** THE TASK **
Find the word "Orders" in the material below and gather every line that contains it.

** DATA LISTING **
────

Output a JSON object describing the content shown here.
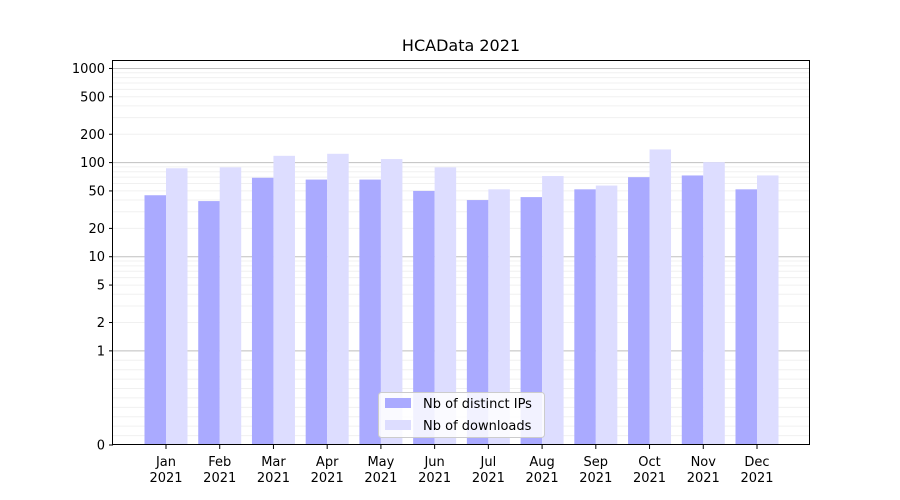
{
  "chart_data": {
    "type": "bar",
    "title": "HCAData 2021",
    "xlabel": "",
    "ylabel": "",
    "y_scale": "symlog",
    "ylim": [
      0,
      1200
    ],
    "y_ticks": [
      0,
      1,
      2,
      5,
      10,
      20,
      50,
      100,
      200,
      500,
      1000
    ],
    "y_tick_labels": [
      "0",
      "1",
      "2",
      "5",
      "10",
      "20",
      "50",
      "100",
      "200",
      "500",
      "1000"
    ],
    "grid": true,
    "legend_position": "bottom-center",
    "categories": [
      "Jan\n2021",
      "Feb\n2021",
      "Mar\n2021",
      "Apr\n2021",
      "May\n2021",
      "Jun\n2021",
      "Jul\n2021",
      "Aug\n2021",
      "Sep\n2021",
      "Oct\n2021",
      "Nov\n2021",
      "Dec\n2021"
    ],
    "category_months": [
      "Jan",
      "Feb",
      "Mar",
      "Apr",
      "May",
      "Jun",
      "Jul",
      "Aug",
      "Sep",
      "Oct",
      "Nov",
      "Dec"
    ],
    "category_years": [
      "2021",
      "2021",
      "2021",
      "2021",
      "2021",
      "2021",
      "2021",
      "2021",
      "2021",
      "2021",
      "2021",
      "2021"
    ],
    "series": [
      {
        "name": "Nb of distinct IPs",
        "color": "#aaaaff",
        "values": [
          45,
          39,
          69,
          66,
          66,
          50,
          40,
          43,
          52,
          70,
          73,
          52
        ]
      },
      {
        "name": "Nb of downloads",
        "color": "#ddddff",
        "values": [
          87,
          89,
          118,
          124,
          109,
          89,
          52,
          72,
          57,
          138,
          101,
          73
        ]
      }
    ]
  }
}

────

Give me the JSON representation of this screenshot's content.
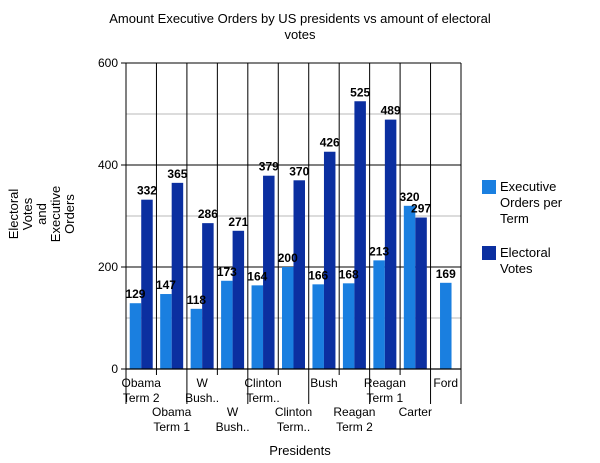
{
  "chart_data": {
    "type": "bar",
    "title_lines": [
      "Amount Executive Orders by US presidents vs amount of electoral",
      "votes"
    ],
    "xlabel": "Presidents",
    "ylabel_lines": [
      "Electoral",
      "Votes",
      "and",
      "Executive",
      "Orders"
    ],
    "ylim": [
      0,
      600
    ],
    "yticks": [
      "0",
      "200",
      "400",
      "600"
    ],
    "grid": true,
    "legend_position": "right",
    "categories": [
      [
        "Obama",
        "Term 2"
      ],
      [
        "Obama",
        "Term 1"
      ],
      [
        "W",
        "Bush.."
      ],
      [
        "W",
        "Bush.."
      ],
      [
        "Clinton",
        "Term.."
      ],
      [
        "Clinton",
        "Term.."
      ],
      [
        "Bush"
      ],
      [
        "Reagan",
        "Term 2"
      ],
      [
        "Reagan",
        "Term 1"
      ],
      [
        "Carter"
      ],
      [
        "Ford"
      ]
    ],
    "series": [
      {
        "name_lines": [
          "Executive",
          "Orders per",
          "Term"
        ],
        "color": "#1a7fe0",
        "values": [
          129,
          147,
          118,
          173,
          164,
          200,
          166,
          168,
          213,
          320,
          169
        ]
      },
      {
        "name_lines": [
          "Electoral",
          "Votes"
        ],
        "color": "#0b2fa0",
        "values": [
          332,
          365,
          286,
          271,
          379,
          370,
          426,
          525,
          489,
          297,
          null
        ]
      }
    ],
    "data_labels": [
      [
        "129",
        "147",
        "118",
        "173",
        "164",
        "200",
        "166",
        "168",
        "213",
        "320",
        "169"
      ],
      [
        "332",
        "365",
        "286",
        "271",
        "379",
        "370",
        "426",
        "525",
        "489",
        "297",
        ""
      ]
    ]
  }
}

────

** REPLY TO THE TASK **
      "Amount Executive Orders by US presidents vs amount of electoral",
      "Orders"
          "Orders per",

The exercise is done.